____ Supplied data
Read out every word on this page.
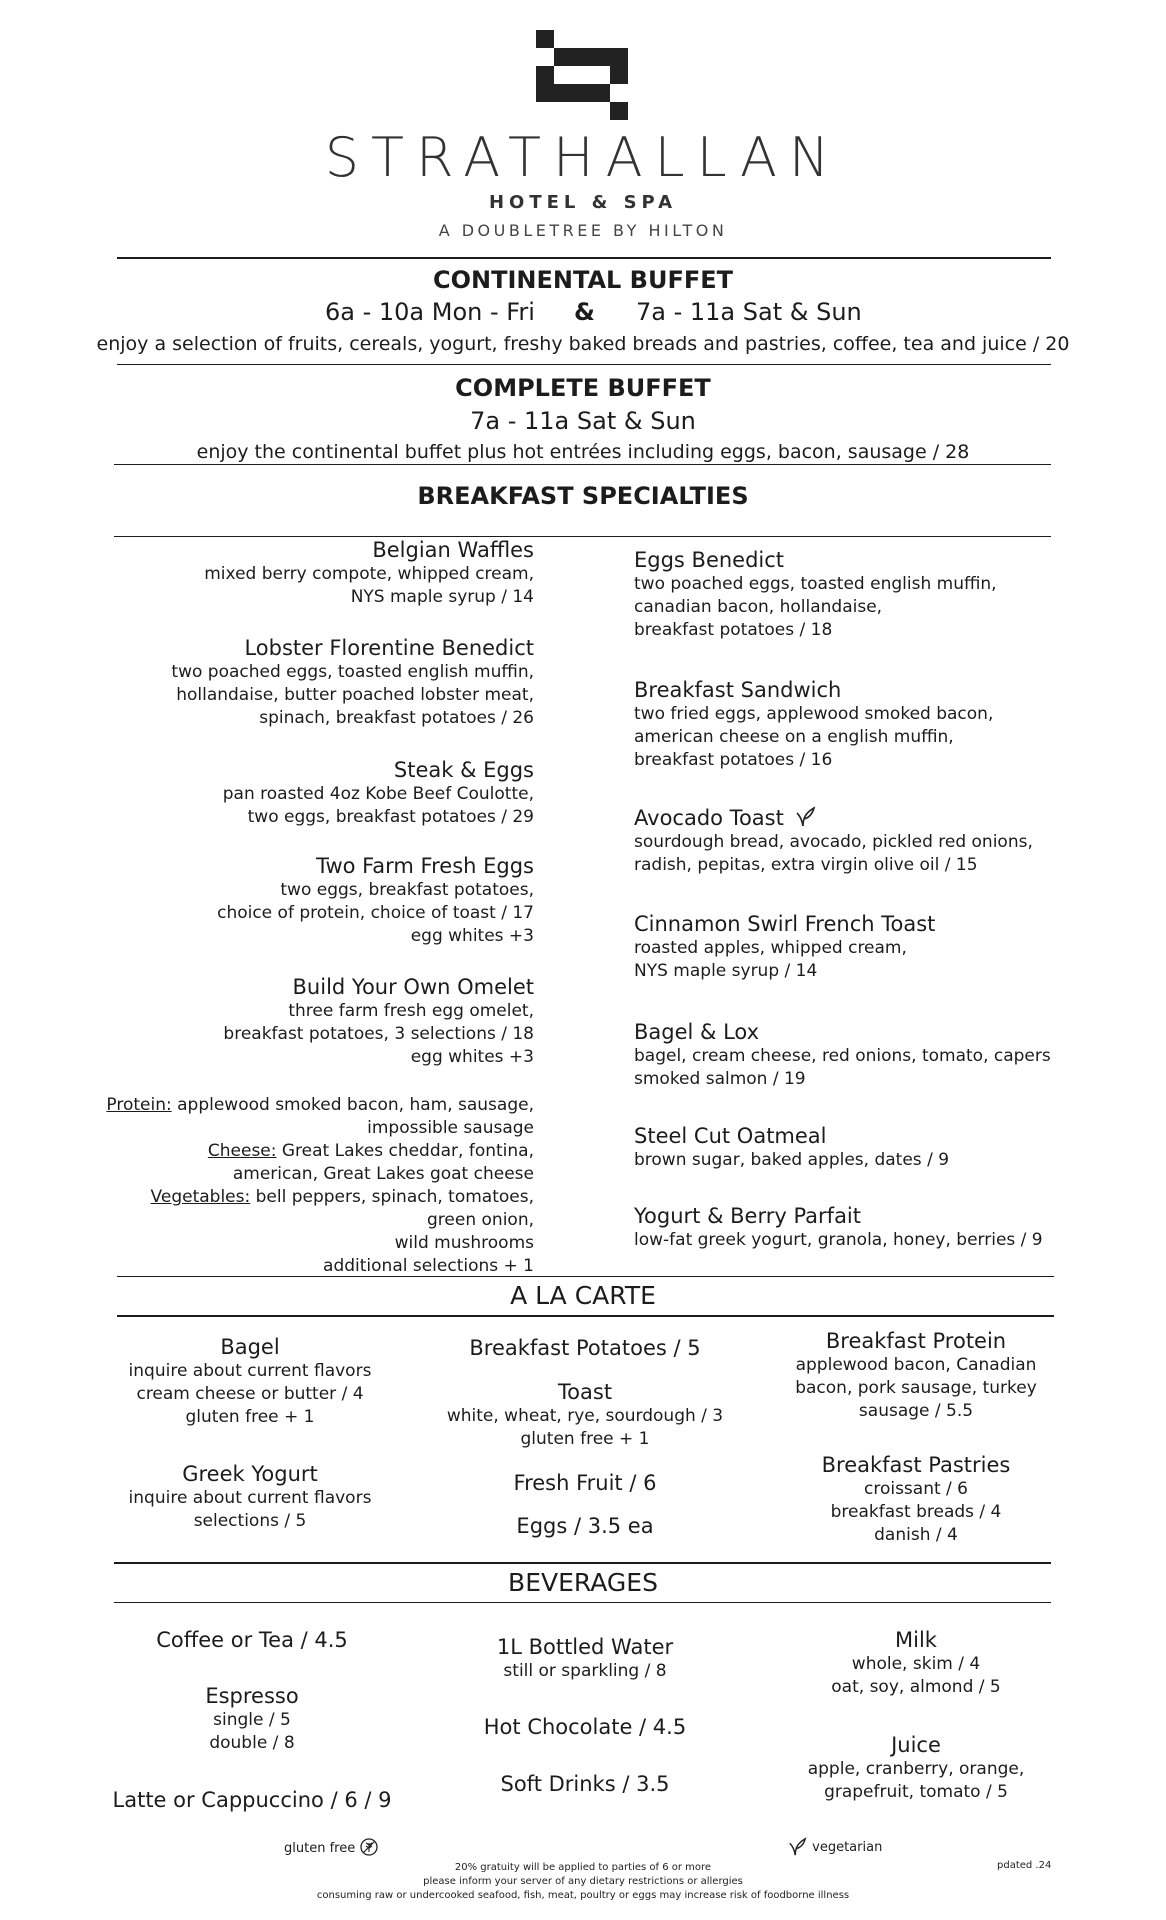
STRATHALLAN
HOTEL & SPA
A DOUBLETREE BY HILTON
CONTINENTAL BUFFET
6a - 10a Mon - Fri & 7a - 11a Sat & Sun
enjoy a selection of fruits, cereals, yogurt, freshy baked breads and pastries, coffee, tea and juice / 20
COMPLETE BUFFET
7a - 11a Sat & Sun
enjoy the continental buffet plus hot entrées including eggs, bacon, sausage / 28
BREAKFAST SPECIALTIES
Belgian Waffles
mixed berry compote, whipped cream,
NYS maple syrup / 14
Lobster Florentine Benedict
two poached eggs, toasted english muffin,
hollandaise, butter poached lobster meat,
spinach, breakfast potatoes / 26
Steak & Eggs
pan roasted 4oz Kobe Beef Coulotte,
two eggs, breakfast potatoes / 29
Two Farm Fresh Eggs
two eggs, breakfast potatoes,
choice of protein, choice of toast / 17
egg whites +3
Build Your Own Omelet
three farm fresh egg omelet,
breakfast potatoes, 3 selections / 18
egg whites +3
Protein: applewood smoked bacon, ham, sausage,
impossible sausage
Cheese: Great Lakes cheddar, fontina,
american, Great Lakes goat cheese
Vegetables: bell peppers, spinach, tomatoes,
green onion,
wild mushrooms
additional selections + 1
Eggs Benedict
two poached eggs, toasted english muffin,
canadian bacon, hollandaise,
breakfast potatoes / 18
Breakfast Sandwich
two fried eggs, applewood smoked bacon,
american cheese on a english muffin,
breakfast potatoes / 16
Avocado Toast
sourdough bread, avocado, pickled red onions,
radish, pepitas, extra virgin olive oil / 15
Cinnamon Swirl French Toast
roasted apples, whipped cream,
NYS maple syrup / 14
Bagel & Lox
bagel, cream cheese, red onions, tomato, capers
smoked salmon / 19
Steel Cut Oatmeal
brown sugar, baked apples, dates / 9
Yogurt & Berry Parfait
low-fat greek yogurt, granola, honey, berries / 9
A LA CARTE
Bagel
inquire about current flavors
cream cheese or butter / 4
gluten free + 1
Greek Yogurt
inquire about current flavors
selections / 5
Breakfast Potatoes / 5
Toast
white, wheat, rye, sourdough / 3
gluten free + 1
Fresh Fruit / 6
Eggs / 3.5 ea
Breakfast Protein
applewood bacon, Canadian
bacon, pork sausage, turkey
sausage / 5.5
Breakfast Pastries
croissant / 6
breakfast breads / 4
danish / 4
BEVERAGES
Coffee or Tea / 4.5
Espresso
single / 5
double / 8
Latte or Cappuccino / 6 / 9
1L Bottled Water
still or sparkling / 8
Hot Chocolate / 4.5
Soft Drinks / 3.5
Milk
whole, skim / 4
oat, soy, almond / 5
Juice
apple, cranberry, orange,
grapefruit, tomato / 5
gluten free	vegetarian
20% gratuity will be applied to parties of 6 or more
please inform your server of any dietary restrictions or allergies
consuming raw or undercooked seafood, fish, meat, poultry or eggs may increase risk of foodborne illness
pdated .24
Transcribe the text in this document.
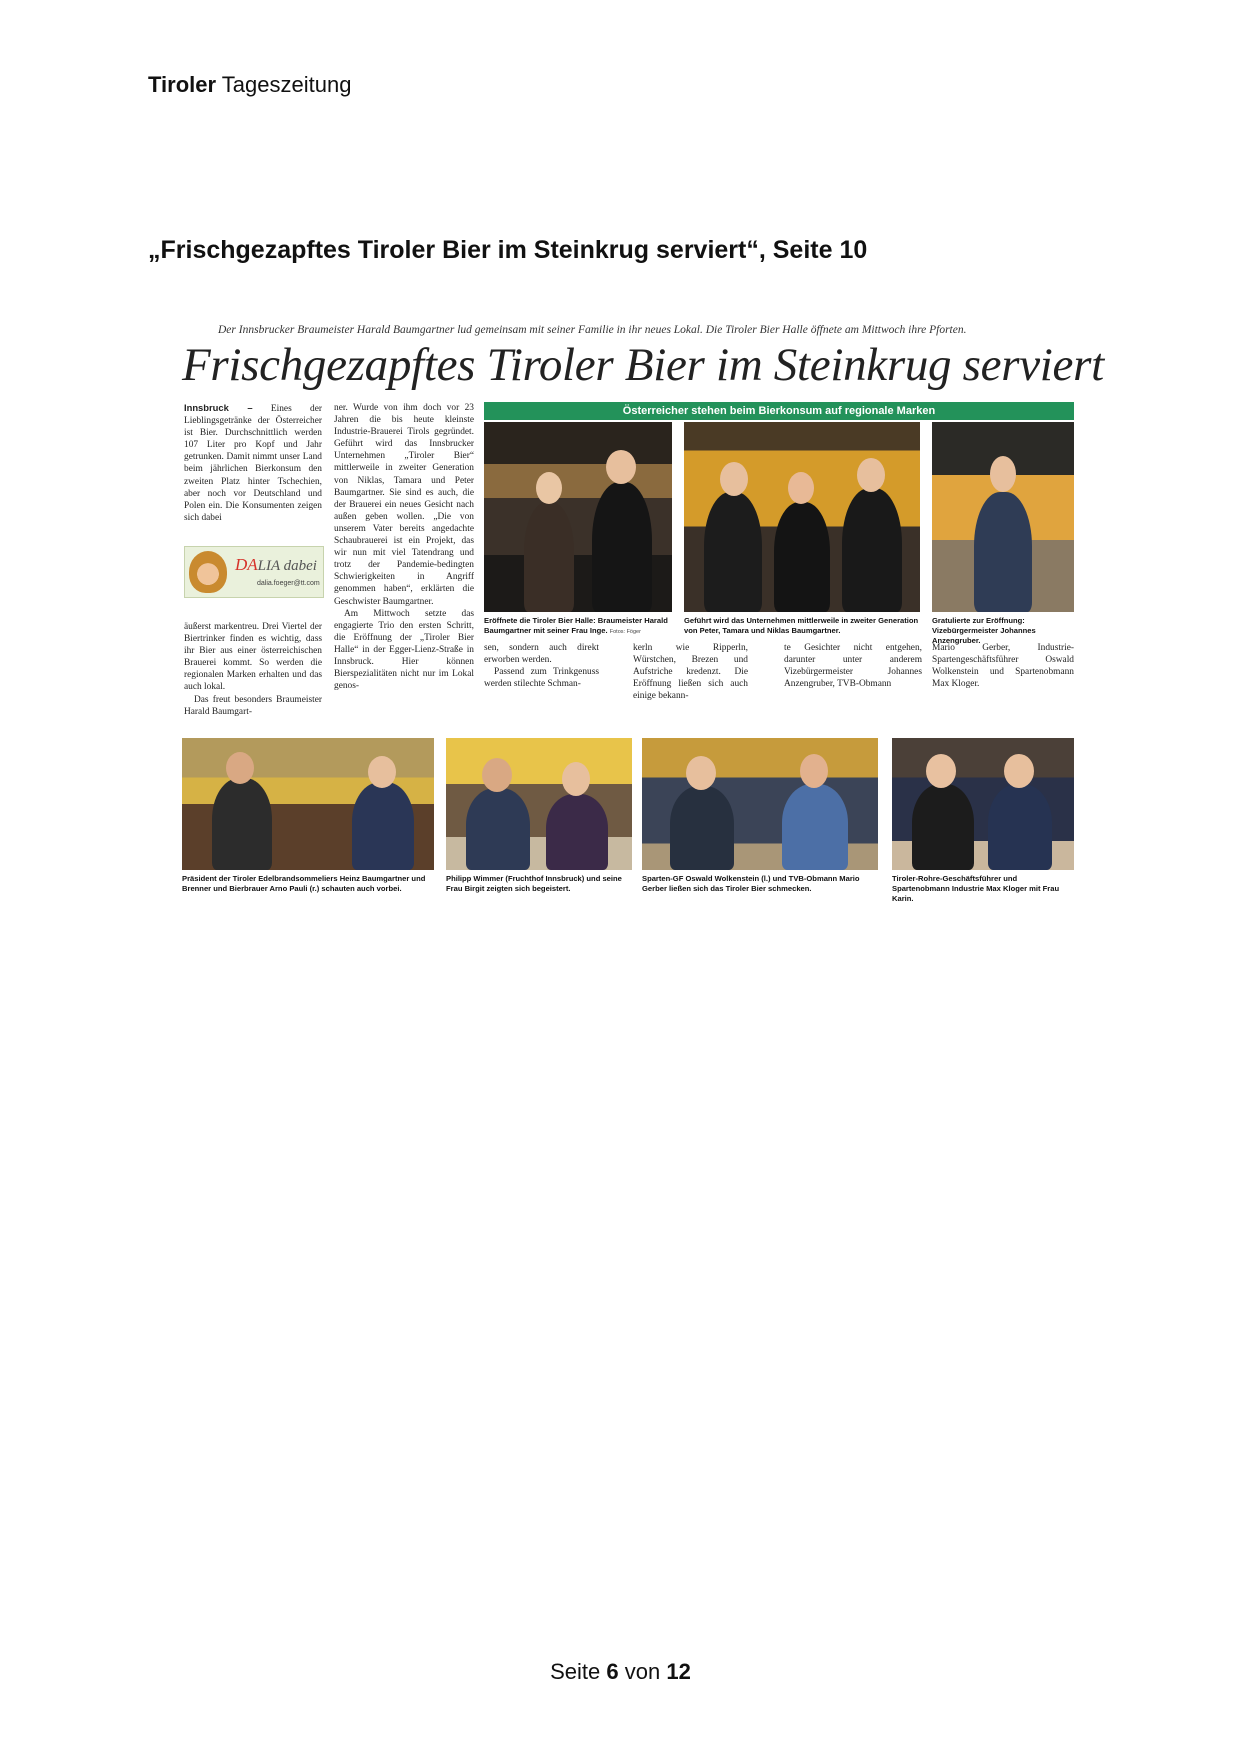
Tiroler Tageszeitung
„Frischgezapftes Tiroler Bier im Steinkrug serviert“, Seite 10
Der Innsbrucker Braumeister Harald Baumgartner lud gemeinsam mit seiner Familie in ihr neues Lokal. Die Tiroler Bier Halle öffnete am Mittwoch ihre Pforten.
Frischgezapftes Tiroler Bier im Steinkrug serviert
Innsbruck – Eines der Lieblingsgetränke der Österreicher ist Bier. Durchschnittlich werden 107 Liter pro Kopf und Jahr getrunken. Damit nimmt unser Land beim jährlichen Bierkonsum den zweiten Platz hinter Tschechien, aber noch vor Deutschland und Polen ein. Die Konsumenten zeigen sich dabei
DALIA dabei
dalia.foeger@tt.com
äußerst markentreu. Drei Viertel der Biertrinker finden es wichtig, dass ihr Bier aus einer österreichischen Brauerei kommt. So werden die regionalen Marken erhalten und das auch lokal.

Das freut besonders Braumeister Harald Baumgart-

ner. Wurde von ihm doch vor 23 Jahren die bis heute kleinste Industrie-Brauerei Tirols gegründet. Geführt wird das Innsbrucker Unternehmen „Tiroler Bier“ mittlerweile in zweiter Generation von Niklas, Tamara und Peter Baumgartner. Sie sind es auch, die der Brauerei ein neues Gesicht nach außen geben wollen. „Die von unserem Vater bereits angedachte Schaubrauerei ist ein Projekt, das wir nun mit viel Tatendrang und trotz der Pandemie-bedingten Schwierigkeiten in Angriff genommen haben“, erklärten die Geschwister Baumgartner.

Am Mittwoch setzte das engagierte Trio den ersten Schritt, die Eröffnung der „Tiroler Bier Halle“ in der Egger-Lienz-Straße in Innsbruck. Hier können Bierspezialitäten nicht nur im Lokal genos-

Österreicher stehen beim Bierkonsum auf regionale Marken
Eröffnete die Tiroler Bier Halle: Braumeister Harald Baumgartner mit seiner Frau Inge. Fotos: Föger
Geführt wird das Unternehmen mittlerweile in zweiter Generation von Peter, Tamara und Niklas Baumgartner.
Gratulierte zur Eröffnung: Vizebürgermeister Johannes Anzengruber.
sen, sondern auch direkt erworben werden.

Passend zum Trinkgenuss werden stilechte Schman-

kerln wie Ripperln, Würstchen, Brezen und Aufstriche kredenzt. Die Eröffnung ließen sich auch einige bekann-
te Gesichter nicht entgehen, darunter unter anderem Vizebürgermeister Johannes Anzengruber, TVB-Obmann
Mario Gerber, Industrie-Spartengeschäftsführer Oswald Wolkenstein und Spartenobmann Max Kloger.
Präsident der Tiroler Edelbrandsommeliers Heinz Baumgartner und Brenner und Bierbrauer Arno Pauli (r.) schauten auch vorbei.
Philipp Wimmer (Fruchthof Innsbruck) und seine Frau Birgit zeigten sich begeistert.
Sparten-GF Oswald Wolkenstein (l.) und TVB-Obmann Mario Gerber ließen sich das Tiroler Bier schmecken.
Tiroler-Rohre-Geschäftsführer und Spartenobmann Industrie Max Kloger mit Frau Karin.
Seite 6 von 12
________
> _What to produce_:
The reply has to reproduce every line above verbatim and contain no pictures.

> _Result of the task_:
Read out every word on this page.
STRATHALLAN
HOTEL & SPA
A DOUBLETREE BY HILTON
CONTINENTAL BUFFET
6a - 10a Mon - Fri & 7a - 11a Sat & Sun
enjoy a selection of fruits, cereals, yogurt, freshy baked breads and pastries, coffee, tea and juice / 20
COMPLETE BUFFET
7a - 11a Sat & Sun
enjoy the continental buffet plus hot entrées including eggs, bacon, sausage / 28
BREAKFAST SPECIALTIES
Belgian Waffles
mixed berry compote, whipped cream,
NYS maple syrup / 14
Lobster Florentine Benedict
two poached eggs, toasted english muffin,
hollandaise, butter poached lobster meat,
spinach, breakfast potatoes / 26
Steak & Eggs
pan roasted 4oz Kobe Beef Coulotte,
two eggs, breakfast potatoes / 29
Two Farm Fresh Eggs
two eggs, breakfast potatoes,
choice of protein, choice of toast / 17
egg whites +3
Build Your Own Omelet
three farm fresh egg omelet,
breakfast potatoes, 3 selections / 18
egg whites +3
Protein: applewood smoked bacon, ham, sausage,
impossible sausage
Cheese: Great Lakes cheddar, fontina,
american, Great Lakes goat cheese
Vegetables: bell peppers, spinach, tomatoes,
green onion,
wild mushrooms
additional selections + 1
Eggs Benedict
two poached eggs, toasted english muffin,
canadian bacon, hollandaise,
breakfast potatoes / 18
Breakfast Sandwich
two fried eggs, applewood smoked bacon,
american cheese on a english muffin,
breakfast potatoes / 16
Avocado Toast
sourdough bread, avocado, pickled red onions,
radish, pepitas, extra virgin olive oil / 15
Cinnamon Swirl French Toast
roasted apples, whipped cream,
NYS maple syrup / 14
Bagel & Lox
bagel, cream cheese, red onions, tomato, capers
smoked salmon / 19
Steel Cut Oatmeal
brown sugar, baked apples, dates / 9
Yogurt & Berry Parfait
low-fat greek yogurt, granola, honey, berries / 9
A LA CARTE
Bagel
inquire about current flavors
cream cheese or butter / 4
gluten free + 1
Greek Yogurt
inquire about current flavors
selections / 5
Breakfast Potatoes / 5
Toast
white, wheat, rye, sourdough / 3
gluten free + 1
Fresh Fruit / 6
Eggs / 3.5 ea
Breakfast Protein
applewood bacon, Canadian
bacon, pork sausage, turkey
sausage / 5.5
Breakfast Pastries
croissant / 6
breakfast breads / 4
danish / 4
BEVERAGES
Coffee or Tea / 4.5
Espresso
single / 5
double / 8
Latte or Cappuccino / 6 / 9
1L Bottled Water
still or sparkling / 8
Hot Chocolate / 4.5
Soft Drinks / 3.5
Milk
whole, skim / 4
oat, soy, almond / 5
Juice
apple, cranberry, orange,
grapefruit, tomato / 5
gluten free	vegetarian
20% gratuity will be applied to parties of 6 or more
please inform your server of any dietary restrictions or allergies
consuming raw or undercooked seafood, fish, meat, poultry or eggs may increase risk of foodborne illness
pdated .24
Transcribe the text in this document.
Tiroler Tageszeitung
„Frischgezapftes Tiroler Bier im Steinkrug serviert“, Seite 10
Der Innsbrucker Braumeister Harald Baumgartner lud gemeinsam mit seiner Familie in ihr neues Lokal. Die Tiroler Bier Halle öffnete am Mittwoch ihre Pforten.
Frischgezapftes Tiroler Bier im Steinkrug serviert
Innsbruck – Eines der Lieblingsgetränke der Österreicher ist Bier. Durchschnittlich werden 107 Liter pro Kopf und Jahr getrunken. Damit nimmt unser Land beim jährlichen Bierkonsum den zweiten Platz hinter Tschechien, aber noch vor Deutschland und Polen ein. Die Konsumenten zeigen sich dabei
DALIA dabei
dalia.foeger@tt.com
äußerst markentreu. Drei Viertel der Biertrinker finden es wichtig, dass ihr Bier aus einer österreichischen Brauerei kommt. So werden die regionalen Marken erhalten und das auch lokal.

Das freut besonders Braumeister Harald Baumgart-

ner. Wurde von ihm doch vor 23 Jahren die bis heute kleinste Industrie-Brauerei Tirols gegründet. Geführt wird das Innsbrucker Unternehmen „Tiroler Bier“ mittlerweile in zweiter Generation von Niklas, Tamara und Peter Baumgartner. Sie sind es auch, die der Brauerei ein neues Gesicht nach außen geben wollen. „Die von unserem Vater bereits angedachte Schaubrauerei ist ein Projekt, das wir nun mit viel Tatendrang und trotz der Pandemie-bedingten Schwierigkeiten in Angriff genommen haben“, erklärten die Geschwister Baumgartner.

Am Mittwoch setzte das engagierte Trio den ersten Schritt, die Eröffnung der „Tiroler Bier Halle“ in der Egger-Lienz-Straße in Innsbruck. Hier können Bierspezialitäten nicht nur im Lokal genos-

Österreicher stehen beim Bierkonsum auf regionale Marken
Eröffnete die Tiroler Bier Halle: Braumeister Harald Baumgartner mit seiner Frau Inge. Fotos: Föger
Geführt wird das Unternehmen mittlerweile in zweiter Generation von Peter, Tamara und Niklas Baumgartner.
Gratulierte zur Eröffnung: Vizebürgermeister Johannes Anzengruber.
sen, sondern auch direkt erworben werden.

Passend zum Trinkgenuss werden stilechte Schman-

kerln wie Ripperln, Würstchen, Brezen und Aufstriche kredenzt. Die Eröffnung ließen sich auch einige bekann-
te Gesichter nicht entgehen, darunter unter anderem Vizebürgermeister Johannes Anzengruber, TVB-Obmann
Mario Gerber, Industrie-Spartengeschäftsführer Oswald Wolkenstein und Spartenobmann Max Kloger.
Präsident der Tiroler Edelbrandsommeliers Heinz Baumgartner und Brenner und Bierbrauer Arno Pauli (r.) schauten auch vorbei.
Philipp Wimmer (Fruchthof Innsbruck) und seine Frau Birgit zeigten sich begeistert.
Sparten-GF Oswald Wolkenstein (l.) und TVB-Obmann Mario Gerber ließen sich das Tiroler Bier schmecken.
Tiroler-Rohre-Geschäftsführer und Spartenobmann Industrie Max Kloger mit Frau Karin.
Seite 6 von 12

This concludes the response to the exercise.